Collected data:
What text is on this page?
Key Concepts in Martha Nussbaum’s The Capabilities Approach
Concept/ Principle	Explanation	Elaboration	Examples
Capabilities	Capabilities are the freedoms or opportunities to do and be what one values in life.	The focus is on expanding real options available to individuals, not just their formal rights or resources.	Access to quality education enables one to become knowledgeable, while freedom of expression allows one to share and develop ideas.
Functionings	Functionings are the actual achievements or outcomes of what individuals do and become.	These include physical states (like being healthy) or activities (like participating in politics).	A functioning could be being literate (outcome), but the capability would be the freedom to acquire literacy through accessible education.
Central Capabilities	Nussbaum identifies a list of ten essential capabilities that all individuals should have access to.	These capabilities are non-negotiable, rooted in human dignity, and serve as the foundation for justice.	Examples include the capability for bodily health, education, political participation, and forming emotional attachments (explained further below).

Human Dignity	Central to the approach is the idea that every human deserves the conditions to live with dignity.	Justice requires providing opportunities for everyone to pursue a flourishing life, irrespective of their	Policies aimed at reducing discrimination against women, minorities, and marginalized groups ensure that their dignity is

YOUR OBJECTIVE
The records above must be repeated exactly, every one of them.

SOLUTION TO THE PROBLEM
What text is on this page?
Key Concepts in Martha Nussbaum’s The Capabilities Approach
Concept/ Principle	Explanation	Elaboration	Examples
Capabilities	Capabilities are the freedoms or opportunities to do and be what one values in life.	The focus is on expanding real options available to individuals, not just their formal rights or resources.	Access to quality education enables one to become knowledgeable, while freedom of expression allows one to share and develop ideas.
Functionings	Functionings are the actual achievements or outcomes of what individuals do and become.	These include physical states (like being healthy) or activities (like participating in politics).	A functioning could be being literate (outcome), but the capability would be the freedom to acquire literacy through accessible education.
Central Capabilities	Nussbaum identifies a list of ten essential capabilities that all individuals should have access to.	These capabilities are non-negotiable, rooted in human dignity, and serve as the foundation for justice.	Examples include the capability for bodily health, education, political participation, and forming emotional attachments (explained further below).

Human Dignity	Central to the approach is the idea that every human deserves the conditions to live with dignity.	Justice requires providing opportunities for everyone to pursue a flourishing life, irrespective of their	Policies aimed at reducing discrimination against women, minorities, and marginalized groups ensure that their dignity is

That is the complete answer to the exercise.